**Written problem**
Return all lines from the listing below in which the string "местах" occurs.

[Start Input material]

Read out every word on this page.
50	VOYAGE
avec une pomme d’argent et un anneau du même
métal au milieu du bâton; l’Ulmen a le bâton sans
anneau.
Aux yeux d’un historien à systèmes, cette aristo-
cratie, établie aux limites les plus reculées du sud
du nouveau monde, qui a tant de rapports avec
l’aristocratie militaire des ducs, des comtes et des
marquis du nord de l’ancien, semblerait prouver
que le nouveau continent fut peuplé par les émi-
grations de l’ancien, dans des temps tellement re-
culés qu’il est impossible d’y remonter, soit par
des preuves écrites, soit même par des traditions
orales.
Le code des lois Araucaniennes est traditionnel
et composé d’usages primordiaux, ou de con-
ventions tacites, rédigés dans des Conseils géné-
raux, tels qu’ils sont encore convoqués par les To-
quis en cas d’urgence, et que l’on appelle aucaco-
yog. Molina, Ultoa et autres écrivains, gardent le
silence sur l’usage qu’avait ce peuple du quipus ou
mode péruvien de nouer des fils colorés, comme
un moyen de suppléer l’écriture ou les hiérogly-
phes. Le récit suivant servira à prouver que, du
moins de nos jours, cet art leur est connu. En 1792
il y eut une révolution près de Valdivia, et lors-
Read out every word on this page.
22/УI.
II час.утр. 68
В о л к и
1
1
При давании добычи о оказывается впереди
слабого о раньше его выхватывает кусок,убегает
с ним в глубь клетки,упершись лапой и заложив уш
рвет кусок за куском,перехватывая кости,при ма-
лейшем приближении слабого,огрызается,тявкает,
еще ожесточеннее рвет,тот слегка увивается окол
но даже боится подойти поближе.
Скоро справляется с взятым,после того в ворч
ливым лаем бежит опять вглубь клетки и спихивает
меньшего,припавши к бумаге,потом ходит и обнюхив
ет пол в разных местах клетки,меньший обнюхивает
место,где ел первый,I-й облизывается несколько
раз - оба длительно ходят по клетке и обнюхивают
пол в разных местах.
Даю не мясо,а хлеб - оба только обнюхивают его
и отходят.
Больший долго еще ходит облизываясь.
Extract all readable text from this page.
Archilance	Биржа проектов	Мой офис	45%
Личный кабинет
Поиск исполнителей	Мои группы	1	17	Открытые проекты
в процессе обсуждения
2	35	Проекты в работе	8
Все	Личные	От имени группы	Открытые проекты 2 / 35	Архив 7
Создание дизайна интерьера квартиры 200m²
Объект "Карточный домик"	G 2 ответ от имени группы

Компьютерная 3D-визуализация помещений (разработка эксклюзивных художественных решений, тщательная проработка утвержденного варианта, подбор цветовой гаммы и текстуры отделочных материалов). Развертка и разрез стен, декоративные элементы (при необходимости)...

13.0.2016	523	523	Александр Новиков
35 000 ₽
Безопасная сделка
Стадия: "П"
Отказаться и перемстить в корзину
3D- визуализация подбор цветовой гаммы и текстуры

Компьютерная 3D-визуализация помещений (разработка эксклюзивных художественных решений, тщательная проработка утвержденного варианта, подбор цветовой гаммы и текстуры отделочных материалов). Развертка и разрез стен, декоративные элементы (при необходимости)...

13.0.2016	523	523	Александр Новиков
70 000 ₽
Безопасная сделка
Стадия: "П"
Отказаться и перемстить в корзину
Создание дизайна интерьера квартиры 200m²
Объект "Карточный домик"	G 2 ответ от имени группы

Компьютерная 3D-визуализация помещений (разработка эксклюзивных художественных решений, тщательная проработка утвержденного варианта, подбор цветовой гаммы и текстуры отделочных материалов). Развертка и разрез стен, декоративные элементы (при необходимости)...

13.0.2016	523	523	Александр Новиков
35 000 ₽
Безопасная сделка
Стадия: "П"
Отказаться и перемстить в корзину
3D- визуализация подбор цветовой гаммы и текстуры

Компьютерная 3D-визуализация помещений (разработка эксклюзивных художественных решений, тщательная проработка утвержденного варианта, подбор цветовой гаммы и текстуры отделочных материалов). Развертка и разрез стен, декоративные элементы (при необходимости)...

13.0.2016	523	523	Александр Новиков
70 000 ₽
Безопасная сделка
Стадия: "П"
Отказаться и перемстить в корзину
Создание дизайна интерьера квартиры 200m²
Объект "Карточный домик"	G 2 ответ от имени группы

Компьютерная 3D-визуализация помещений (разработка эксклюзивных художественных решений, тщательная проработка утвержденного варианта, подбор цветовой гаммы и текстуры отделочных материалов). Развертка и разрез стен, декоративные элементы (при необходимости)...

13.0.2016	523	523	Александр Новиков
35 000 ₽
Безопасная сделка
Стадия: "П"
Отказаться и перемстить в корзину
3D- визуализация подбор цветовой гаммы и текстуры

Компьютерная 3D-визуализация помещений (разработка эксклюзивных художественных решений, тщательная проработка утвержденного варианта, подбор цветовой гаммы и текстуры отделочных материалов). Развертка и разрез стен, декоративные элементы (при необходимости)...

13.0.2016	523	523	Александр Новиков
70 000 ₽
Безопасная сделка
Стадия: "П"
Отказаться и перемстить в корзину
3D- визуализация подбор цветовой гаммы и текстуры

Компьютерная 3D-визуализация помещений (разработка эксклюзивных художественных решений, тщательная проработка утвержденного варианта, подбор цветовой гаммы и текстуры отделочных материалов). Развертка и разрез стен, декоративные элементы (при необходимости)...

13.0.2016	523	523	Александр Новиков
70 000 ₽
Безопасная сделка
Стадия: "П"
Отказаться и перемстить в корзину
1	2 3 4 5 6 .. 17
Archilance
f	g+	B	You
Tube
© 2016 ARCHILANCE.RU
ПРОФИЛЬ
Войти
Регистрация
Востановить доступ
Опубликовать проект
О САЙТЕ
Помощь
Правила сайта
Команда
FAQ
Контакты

[End Input material]

**Written answer**
ет пол в разных местах клетки,меньший обнюхивает
пол в разных местах.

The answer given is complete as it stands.